» **Your goal**: Copy out each line below that has the word "data" in it.

[START]

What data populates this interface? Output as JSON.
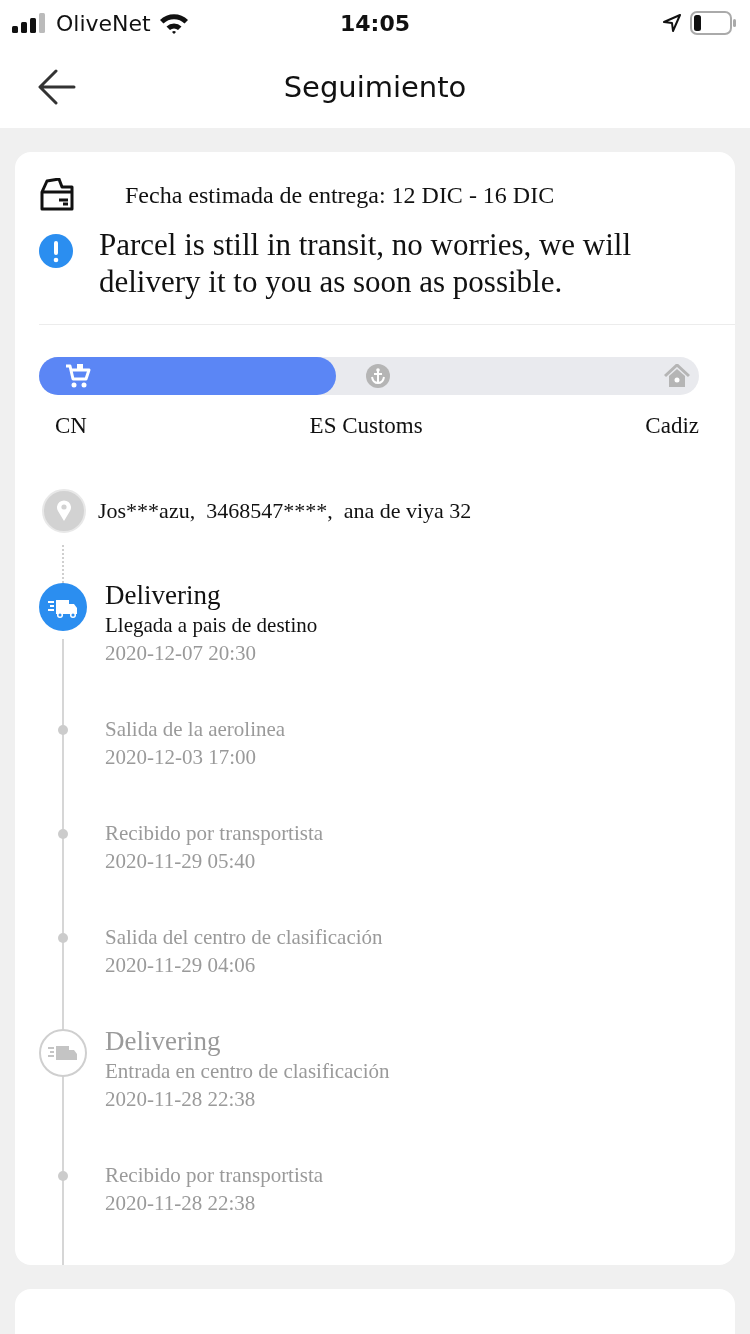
{
  "status_bar": {
    "carrier": "OliveNet",
    "time": "14:05"
  },
  "header": {
    "title": "Seguimiento"
  },
  "delivery": {
    "estimate": "Fecha estimada de entrega: 12 DIC - 16 DIC",
    "notice": "Parcel is still in transit, no worries, we will delivery it to you as soon as possible."
  },
  "progress": {
    "level": 0.45,
    "stages": [
      {
        "label": "CN",
        "kind": "cart"
      },
      {
        "label": "ES Customs",
        "kind": "anchor"
      },
      {
        "label": "Cadiz",
        "kind": "home"
      }
    ]
  },
  "address": "Jos***azu,  3468547****,  ana de viya 32",
  "events": [
    {
      "kind": "milestone",
      "current": true,
      "title": "Delivering",
      "detail": "Llegada a pais de destino",
      "time": "2020-12-07 20:30"
    },
    {
      "kind": "step",
      "current": false,
      "detail": "Salida de la aerolinea",
      "time": "2020-12-03 17:00"
    },
    {
      "kind": "step",
      "current": false,
      "detail": "Recibido por transportista",
      "time": "2020-11-29 05:40"
    },
    {
      "kind": "step",
      "current": false,
      "detail": "Salida del centro de clasificación",
      "time": "2020-11-29 04:06"
    },
    {
      "kind": "milestone",
      "current": false,
      "title": "Delivering",
      "detail": "Entrada en centro de clasificación",
      "time": "2020-11-28 22:38"
    },
    {
      "kind": "step",
      "current": false,
      "detail": "Recibido por transportista",
      "time": "2020-11-28 22:38"
    }
  ]
}
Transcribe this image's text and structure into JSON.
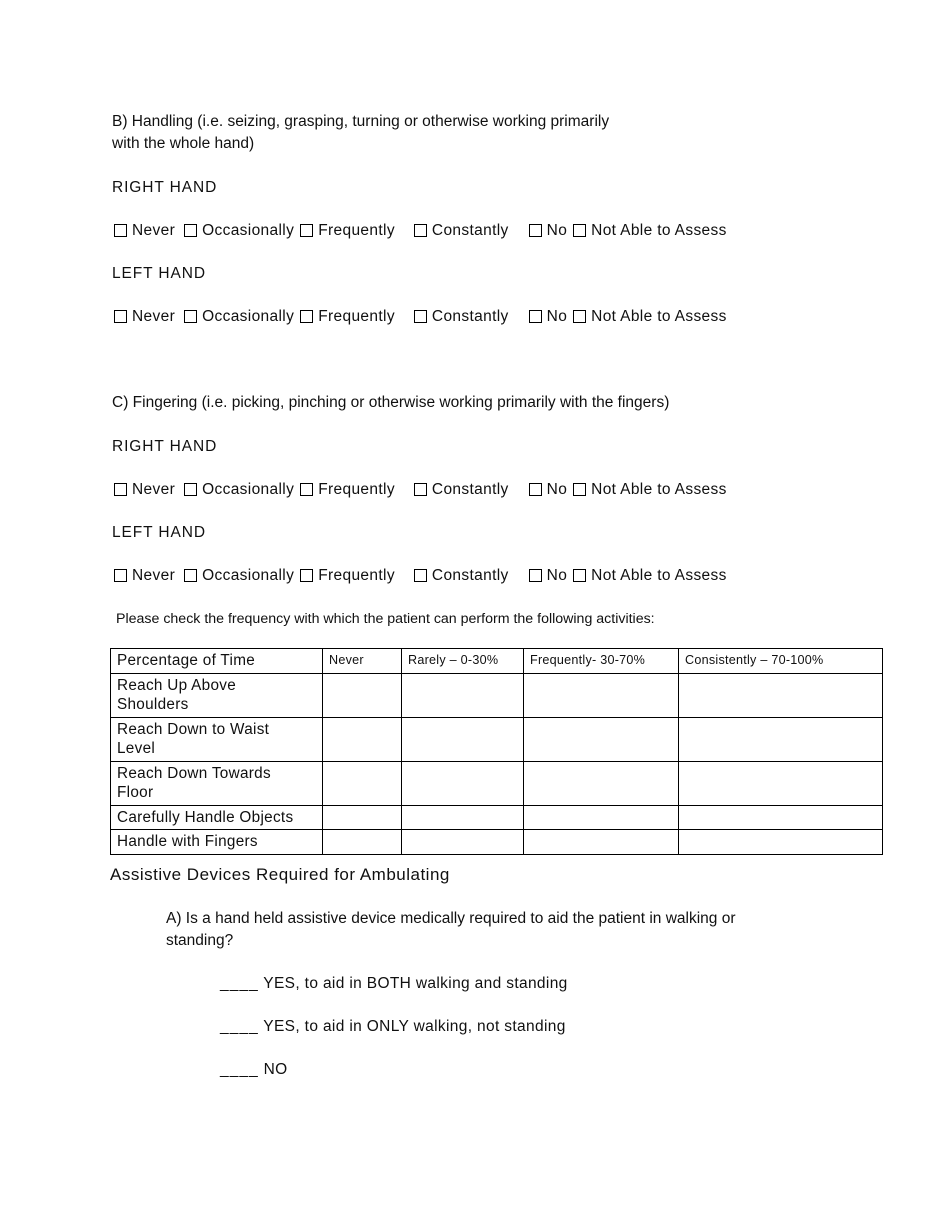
{
  "document": {
    "sections": [
      {
        "id": "handling",
        "heading": "B) Handling (i.e. seizing, grasping, turning or otherwise working primarily\nwith the whole hand)",
        "right_hand_label": "RIGHT HAND",
        "left_hand_label": "LEFT HAND"
      },
      {
        "id": "fingering",
        "heading": "C) Fingering (i.e. picking, pinching or otherwise working primarily with the fingers)",
        "right_hand_label": "RIGHT HAND",
        "left_hand_label": "LEFT HAND"
      }
    ],
    "frequency_options": {
      "never": "Never",
      "occasionally": "Occasionally",
      "frequently": "Frequently",
      "constantly": "Constantly",
      "no": "No",
      "not_able_to_assess": "Not Able to Assess"
    },
    "table_intro": "Please check the frequency with which the patient can perform the following activities:",
    "activity_table": {
      "headers": [
        "Percentage of Time",
        "Never",
        "Rarely – 0-30%",
        "Frequently- 30-70%",
        "Consistently – 70-100%"
      ],
      "rows": [
        {
          "label": "Reach Up Above\nShoulders",
          "values": [
            "",
            "",
            "",
            ""
          ]
        },
        {
          "label": "Reach Down to Waist\nLevel",
          "values": [
            "",
            "",
            "",
            ""
          ]
        },
        {
          "label": "Reach Down Towards\nFloor",
          "values": [
            "",
            "",
            "",
            ""
          ]
        },
        {
          "label": "Carefully Handle Objects",
          "values": [
            "",
            "",
            "",
            ""
          ]
        },
        {
          "label": "Handle with Fingers",
          "values": [
            "",
            "",
            "",
            ""
          ]
        }
      ]
    },
    "assistive": {
      "heading": "Assistive Devices Required for Ambulating",
      "question_a": "A) Is a hand held assistive device medically required to aid the patient in walking or\nstanding?",
      "blank": "____",
      "options": [
        "YES, to aid in BOTH walking and standing",
        "YES, to aid in ONLY  walking, not standing",
        "NO"
      ]
    }
  }
}
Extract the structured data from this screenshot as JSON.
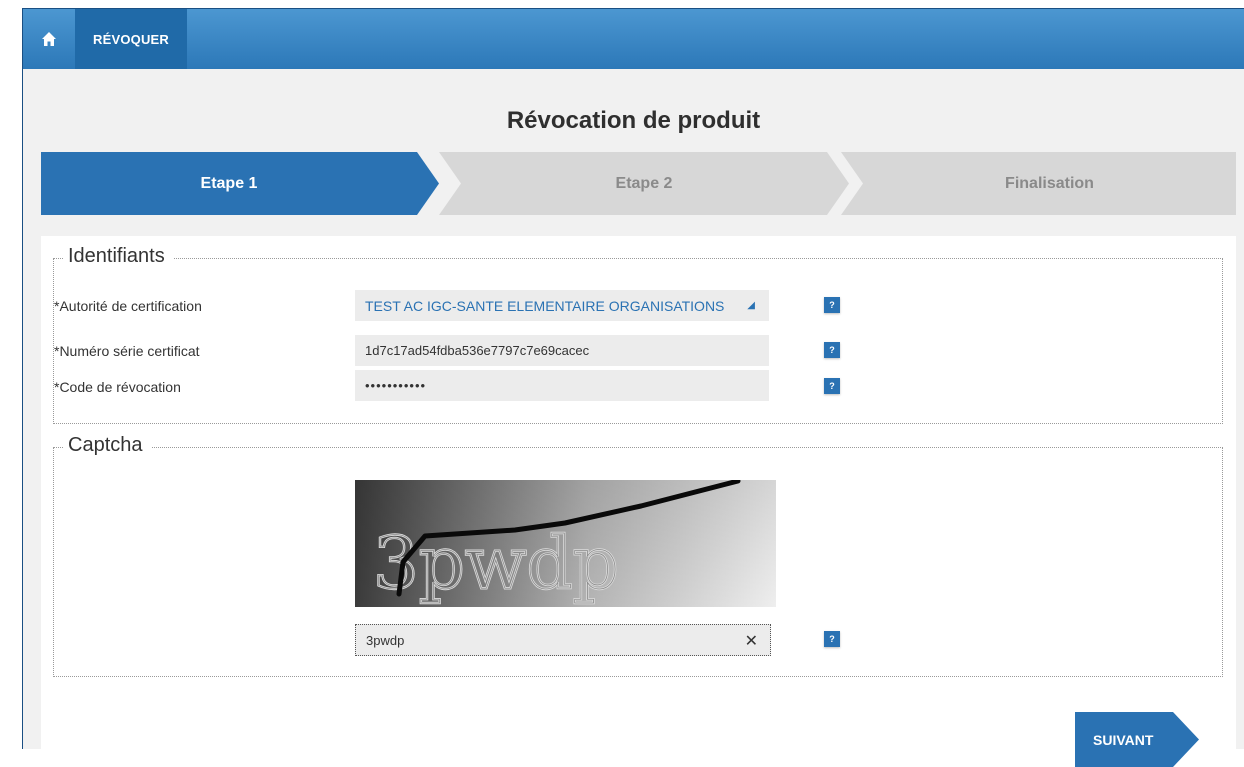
{
  "topbar": {
    "home_icon": "home-icon",
    "breadcrumb": "RÉVOQUER"
  },
  "page_title": "Révocation de produit",
  "steps": [
    {
      "label": "Etape 1",
      "active": true
    },
    {
      "label": "Etape 2",
      "active": false
    },
    {
      "label": "Finalisation",
      "active": false
    }
  ],
  "identifiants": {
    "legend": "Identifiants",
    "authority_label": "*Autorité de certification",
    "authority_value": "TEST AC IGC-SANTE ELEMENTAIRE ORGANISATIONS",
    "serial_label": "*Numéro série certificat",
    "serial_value": "1d7c17ad54fdba536e7797c7e69cacec",
    "code_label": "*Code de révocation",
    "code_value": "•••••••••••",
    "help_label": "?"
  },
  "captcha": {
    "legend": "Captcha",
    "image_text": "3pwdp",
    "input_value": "3pwdp",
    "clear_glyph": "✕",
    "help_label": "?"
  },
  "next_label": "SUIVANT",
  "colors": {
    "primary": "#2a72b3",
    "topbar_light": "#4c97d1",
    "topbar_dark": "#2c78b8",
    "inactive_step": "#d7d7d7",
    "background": "#f1f1f1"
  }
}
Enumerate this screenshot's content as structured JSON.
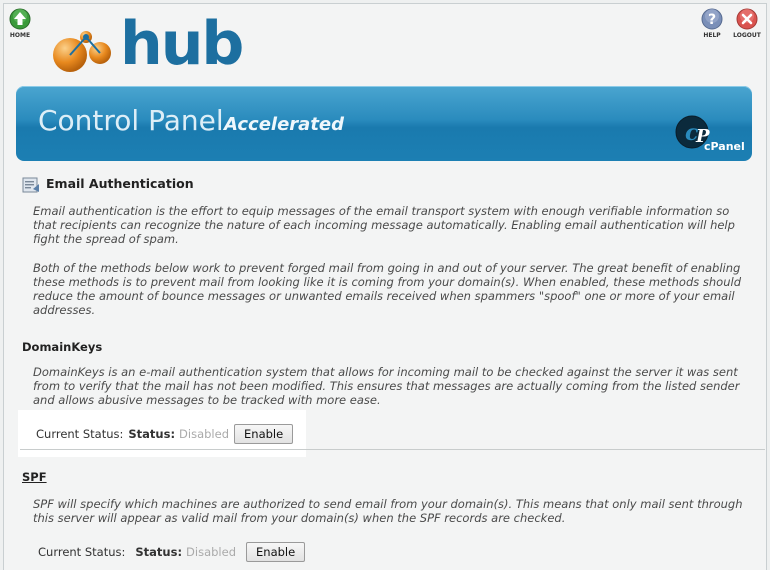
{
  "top_nav": {
    "home_label": "HOME",
    "help_label": "HELP",
    "logout_label": "LOGOUT",
    "home_icon": "home-arrow-icon",
    "help_icon": "question-icon",
    "logout_icon": "close-icon"
  },
  "logo": {
    "text": "hub"
  },
  "banner": {
    "title": "Control Panel",
    "subtitle": "Accelerated",
    "brand": "cPanel"
  },
  "email_auth": {
    "title": "Email Authentication",
    "intro_1": "Email authentication is the effort to equip messages of the email transport system with enough verifiable information so that recipients can recognize the nature of each incoming message automatically. Enabling email authentication will help fight the spread of spam.",
    "intro_2": "Both of the methods below work to prevent forged mail from going in and out of your server. The great benefit of enabling these methods is to prevent mail from looking like it is coming from your domain(s). When enabled, these methods should reduce the amount of bounce messages or unwanted emails received when spammers \"spoof\" one or more of your email addresses."
  },
  "domainkeys": {
    "title": "DomainKeys",
    "description": "DomainKeys is an e-mail authentication system that allows for incoming mail to be checked against the server it was sent from to verify that the mail has not been modified. This ensures that messages are actually coming from the listed sender and allows abusive messages to be tracked with more ease.",
    "current_status_label": "Current Status:",
    "status_label": "Status:",
    "status_value": "Disabled",
    "button_label": "Enable"
  },
  "spf": {
    "title": "SPF",
    "description": "SPF will specify which machines are authorized to send email from your domain(s). This means that only mail sent through this server will appear as valid mail from your domain(s) when the SPF records are checked.",
    "current_status_label": "Current Status:",
    "status_label": "Status:",
    "status_value": "Disabled",
    "button_label": "Enable"
  },
  "colors": {
    "banner": "#2a8bbd",
    "logo": "#1d6fa0",
    "orange": "#e8891e",
    "disabled_text": "#aaaaaa"
  }
}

[END]

» **Task solution**:
What data populates this interface? Output as JSON.
Extract the structured data from this screenshot as JSON.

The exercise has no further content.